## Exercise input:
·····
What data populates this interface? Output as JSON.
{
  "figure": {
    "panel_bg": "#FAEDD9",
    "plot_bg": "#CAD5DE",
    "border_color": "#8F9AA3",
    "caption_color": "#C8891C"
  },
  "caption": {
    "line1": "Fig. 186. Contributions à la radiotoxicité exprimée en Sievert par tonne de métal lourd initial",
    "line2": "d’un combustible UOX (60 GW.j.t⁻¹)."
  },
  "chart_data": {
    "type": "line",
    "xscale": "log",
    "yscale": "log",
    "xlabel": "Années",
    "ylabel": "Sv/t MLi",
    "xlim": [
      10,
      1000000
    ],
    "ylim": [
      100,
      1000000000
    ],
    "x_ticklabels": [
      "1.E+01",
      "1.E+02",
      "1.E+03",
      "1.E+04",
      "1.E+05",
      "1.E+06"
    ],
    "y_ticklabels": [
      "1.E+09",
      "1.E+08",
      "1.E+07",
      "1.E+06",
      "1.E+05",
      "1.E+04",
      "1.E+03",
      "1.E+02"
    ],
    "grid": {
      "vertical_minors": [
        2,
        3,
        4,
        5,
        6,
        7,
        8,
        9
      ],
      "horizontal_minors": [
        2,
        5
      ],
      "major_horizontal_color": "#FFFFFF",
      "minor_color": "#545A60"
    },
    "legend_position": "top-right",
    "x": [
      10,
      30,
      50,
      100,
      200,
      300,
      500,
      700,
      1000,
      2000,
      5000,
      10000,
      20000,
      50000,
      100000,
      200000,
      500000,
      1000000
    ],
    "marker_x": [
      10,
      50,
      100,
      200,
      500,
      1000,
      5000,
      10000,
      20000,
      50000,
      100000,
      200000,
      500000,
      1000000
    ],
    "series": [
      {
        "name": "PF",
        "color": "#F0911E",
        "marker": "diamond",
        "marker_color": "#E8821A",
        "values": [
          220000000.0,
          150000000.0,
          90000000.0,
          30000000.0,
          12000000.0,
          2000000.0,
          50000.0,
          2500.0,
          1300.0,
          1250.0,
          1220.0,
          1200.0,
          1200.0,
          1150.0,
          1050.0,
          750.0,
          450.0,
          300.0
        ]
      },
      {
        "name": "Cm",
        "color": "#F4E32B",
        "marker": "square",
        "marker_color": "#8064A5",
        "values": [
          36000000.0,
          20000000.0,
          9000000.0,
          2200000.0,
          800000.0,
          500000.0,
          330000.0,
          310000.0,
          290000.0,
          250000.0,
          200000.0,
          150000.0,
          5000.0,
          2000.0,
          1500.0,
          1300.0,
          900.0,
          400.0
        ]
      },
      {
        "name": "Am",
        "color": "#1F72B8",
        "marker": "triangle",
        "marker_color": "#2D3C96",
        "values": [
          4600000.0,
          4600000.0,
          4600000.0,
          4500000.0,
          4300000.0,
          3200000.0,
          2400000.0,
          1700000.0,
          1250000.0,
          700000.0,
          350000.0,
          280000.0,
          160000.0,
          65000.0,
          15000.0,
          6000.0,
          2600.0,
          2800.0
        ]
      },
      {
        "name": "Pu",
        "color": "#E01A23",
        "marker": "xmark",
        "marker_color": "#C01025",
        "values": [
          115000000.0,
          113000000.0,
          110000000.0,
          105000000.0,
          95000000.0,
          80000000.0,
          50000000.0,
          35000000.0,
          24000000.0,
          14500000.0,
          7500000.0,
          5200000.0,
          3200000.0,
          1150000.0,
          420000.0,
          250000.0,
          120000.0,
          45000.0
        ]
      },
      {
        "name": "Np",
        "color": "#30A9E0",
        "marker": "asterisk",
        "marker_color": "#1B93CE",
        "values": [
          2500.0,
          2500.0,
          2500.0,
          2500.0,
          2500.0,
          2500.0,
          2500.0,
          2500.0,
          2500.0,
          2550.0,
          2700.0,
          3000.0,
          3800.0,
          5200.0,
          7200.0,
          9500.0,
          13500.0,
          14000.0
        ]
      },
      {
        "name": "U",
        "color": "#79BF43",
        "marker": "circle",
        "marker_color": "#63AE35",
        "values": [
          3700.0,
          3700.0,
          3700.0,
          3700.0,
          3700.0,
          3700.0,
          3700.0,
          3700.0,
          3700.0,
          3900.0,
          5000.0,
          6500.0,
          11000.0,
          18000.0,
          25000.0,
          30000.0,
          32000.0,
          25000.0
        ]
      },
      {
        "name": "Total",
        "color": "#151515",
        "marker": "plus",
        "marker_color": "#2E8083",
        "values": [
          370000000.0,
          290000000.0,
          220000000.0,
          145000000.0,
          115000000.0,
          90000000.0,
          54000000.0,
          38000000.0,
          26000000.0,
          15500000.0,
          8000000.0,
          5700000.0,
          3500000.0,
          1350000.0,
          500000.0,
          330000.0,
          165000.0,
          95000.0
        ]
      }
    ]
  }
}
·····
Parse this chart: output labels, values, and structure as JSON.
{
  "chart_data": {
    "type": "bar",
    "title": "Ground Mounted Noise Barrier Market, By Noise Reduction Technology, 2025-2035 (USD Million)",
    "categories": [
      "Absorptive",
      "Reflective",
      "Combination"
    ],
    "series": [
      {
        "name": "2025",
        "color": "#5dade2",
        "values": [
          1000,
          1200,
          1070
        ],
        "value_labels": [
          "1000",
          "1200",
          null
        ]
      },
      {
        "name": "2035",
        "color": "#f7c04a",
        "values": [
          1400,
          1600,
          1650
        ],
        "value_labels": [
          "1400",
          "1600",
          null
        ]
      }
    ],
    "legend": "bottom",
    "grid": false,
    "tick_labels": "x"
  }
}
·····
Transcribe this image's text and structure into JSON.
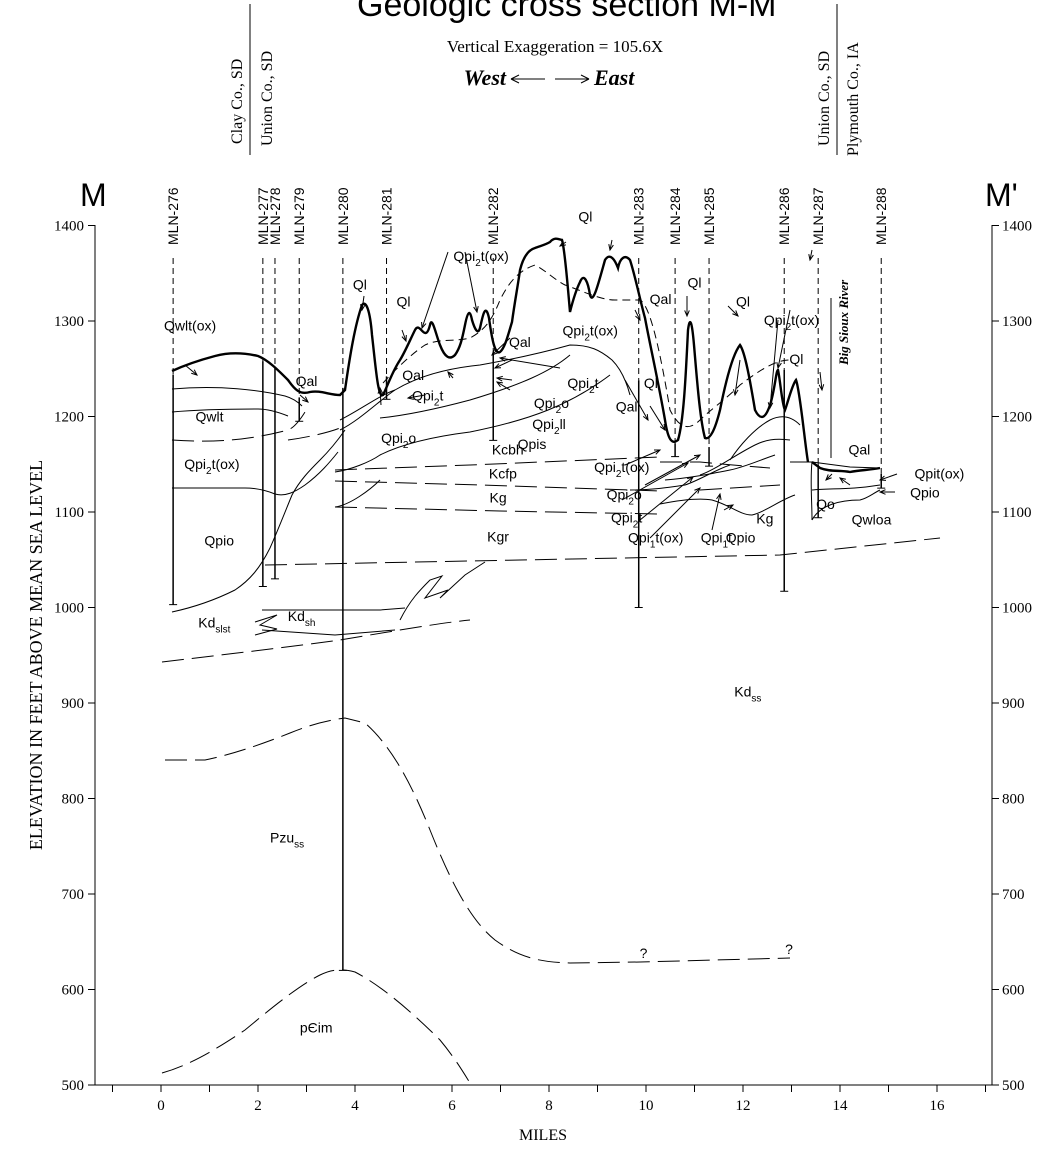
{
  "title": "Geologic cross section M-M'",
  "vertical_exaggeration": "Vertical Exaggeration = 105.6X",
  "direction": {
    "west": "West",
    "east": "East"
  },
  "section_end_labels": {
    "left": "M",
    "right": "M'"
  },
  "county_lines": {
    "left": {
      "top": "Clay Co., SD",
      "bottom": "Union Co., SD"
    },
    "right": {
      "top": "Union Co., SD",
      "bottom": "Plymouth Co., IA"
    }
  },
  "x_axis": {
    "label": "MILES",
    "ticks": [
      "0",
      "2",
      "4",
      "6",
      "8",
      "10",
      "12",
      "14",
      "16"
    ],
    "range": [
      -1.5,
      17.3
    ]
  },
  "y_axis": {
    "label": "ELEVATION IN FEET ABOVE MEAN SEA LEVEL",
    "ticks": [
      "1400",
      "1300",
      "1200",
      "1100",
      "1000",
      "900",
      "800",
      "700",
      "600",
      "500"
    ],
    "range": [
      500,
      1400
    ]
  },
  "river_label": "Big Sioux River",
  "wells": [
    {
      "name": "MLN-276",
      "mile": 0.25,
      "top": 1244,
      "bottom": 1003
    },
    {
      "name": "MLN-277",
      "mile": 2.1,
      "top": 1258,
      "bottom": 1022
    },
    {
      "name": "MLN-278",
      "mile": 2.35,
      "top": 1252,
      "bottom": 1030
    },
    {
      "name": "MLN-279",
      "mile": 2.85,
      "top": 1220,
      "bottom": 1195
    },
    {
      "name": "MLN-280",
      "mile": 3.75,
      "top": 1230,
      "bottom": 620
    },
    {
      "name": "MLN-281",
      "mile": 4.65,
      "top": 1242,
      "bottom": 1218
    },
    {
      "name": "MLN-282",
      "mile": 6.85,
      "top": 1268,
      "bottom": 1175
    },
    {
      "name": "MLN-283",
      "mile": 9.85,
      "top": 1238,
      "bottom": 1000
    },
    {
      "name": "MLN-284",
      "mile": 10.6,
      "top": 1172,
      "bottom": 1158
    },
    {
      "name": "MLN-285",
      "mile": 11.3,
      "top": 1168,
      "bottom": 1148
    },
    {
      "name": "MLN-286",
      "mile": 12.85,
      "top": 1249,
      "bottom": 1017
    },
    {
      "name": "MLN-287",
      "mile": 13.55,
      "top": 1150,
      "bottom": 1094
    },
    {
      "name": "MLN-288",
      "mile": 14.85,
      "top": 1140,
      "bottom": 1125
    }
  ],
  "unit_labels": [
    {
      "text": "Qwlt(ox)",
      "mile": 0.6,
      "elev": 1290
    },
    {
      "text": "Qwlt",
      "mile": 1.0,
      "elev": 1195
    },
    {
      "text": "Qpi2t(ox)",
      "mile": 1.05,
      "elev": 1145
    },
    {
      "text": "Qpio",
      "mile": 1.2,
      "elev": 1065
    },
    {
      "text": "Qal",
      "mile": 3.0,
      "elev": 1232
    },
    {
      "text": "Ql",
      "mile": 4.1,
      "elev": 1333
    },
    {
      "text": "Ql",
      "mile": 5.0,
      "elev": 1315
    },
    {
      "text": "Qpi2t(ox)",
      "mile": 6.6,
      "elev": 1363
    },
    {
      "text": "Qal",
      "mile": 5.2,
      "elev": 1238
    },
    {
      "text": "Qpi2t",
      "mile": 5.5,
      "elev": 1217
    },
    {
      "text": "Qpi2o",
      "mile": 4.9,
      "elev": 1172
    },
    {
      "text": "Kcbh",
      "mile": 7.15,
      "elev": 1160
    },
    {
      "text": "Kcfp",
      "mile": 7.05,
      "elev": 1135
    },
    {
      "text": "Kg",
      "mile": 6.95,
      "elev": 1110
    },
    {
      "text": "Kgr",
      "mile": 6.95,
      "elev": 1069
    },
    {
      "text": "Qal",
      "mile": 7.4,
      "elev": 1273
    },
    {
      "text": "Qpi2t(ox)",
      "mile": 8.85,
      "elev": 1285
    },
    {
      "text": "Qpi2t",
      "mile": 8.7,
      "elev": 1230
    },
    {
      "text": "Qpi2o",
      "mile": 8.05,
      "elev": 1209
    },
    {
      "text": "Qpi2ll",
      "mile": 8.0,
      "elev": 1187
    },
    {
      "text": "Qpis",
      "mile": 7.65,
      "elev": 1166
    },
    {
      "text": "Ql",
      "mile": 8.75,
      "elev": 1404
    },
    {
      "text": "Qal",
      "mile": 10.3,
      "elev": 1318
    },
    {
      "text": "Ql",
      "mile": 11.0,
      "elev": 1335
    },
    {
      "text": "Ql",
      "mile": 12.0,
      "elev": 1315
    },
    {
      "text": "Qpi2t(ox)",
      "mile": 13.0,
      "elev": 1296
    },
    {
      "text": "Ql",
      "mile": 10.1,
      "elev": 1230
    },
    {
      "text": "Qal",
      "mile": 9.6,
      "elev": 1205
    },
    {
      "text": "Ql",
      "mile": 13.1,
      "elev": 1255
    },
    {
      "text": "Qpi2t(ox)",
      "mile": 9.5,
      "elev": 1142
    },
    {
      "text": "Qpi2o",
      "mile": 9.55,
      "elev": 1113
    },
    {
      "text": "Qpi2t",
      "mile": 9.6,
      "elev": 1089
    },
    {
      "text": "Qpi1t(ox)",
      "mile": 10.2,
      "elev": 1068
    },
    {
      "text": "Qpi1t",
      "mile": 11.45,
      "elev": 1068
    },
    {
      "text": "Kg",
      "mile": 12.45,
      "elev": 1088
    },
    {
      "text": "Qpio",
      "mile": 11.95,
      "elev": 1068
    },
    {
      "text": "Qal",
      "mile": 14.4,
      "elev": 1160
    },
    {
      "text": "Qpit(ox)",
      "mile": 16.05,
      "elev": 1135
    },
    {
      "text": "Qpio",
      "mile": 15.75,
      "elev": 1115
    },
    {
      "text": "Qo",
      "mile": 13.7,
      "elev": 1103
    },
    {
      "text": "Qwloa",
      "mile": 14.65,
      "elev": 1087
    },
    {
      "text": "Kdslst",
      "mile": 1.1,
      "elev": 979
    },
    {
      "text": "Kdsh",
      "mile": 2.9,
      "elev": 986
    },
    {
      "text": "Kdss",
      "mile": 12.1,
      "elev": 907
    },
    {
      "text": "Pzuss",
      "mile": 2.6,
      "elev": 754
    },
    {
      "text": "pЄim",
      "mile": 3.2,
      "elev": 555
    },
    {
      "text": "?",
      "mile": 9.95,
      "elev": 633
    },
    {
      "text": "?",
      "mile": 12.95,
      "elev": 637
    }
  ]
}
·····
## Problem requirements:
Review the preceding data and report every line that includes the string "structure".

## Response below:
Parse this chart: output labels, values, and structure as JSON.
Transcribe this image's text and structure into JSON.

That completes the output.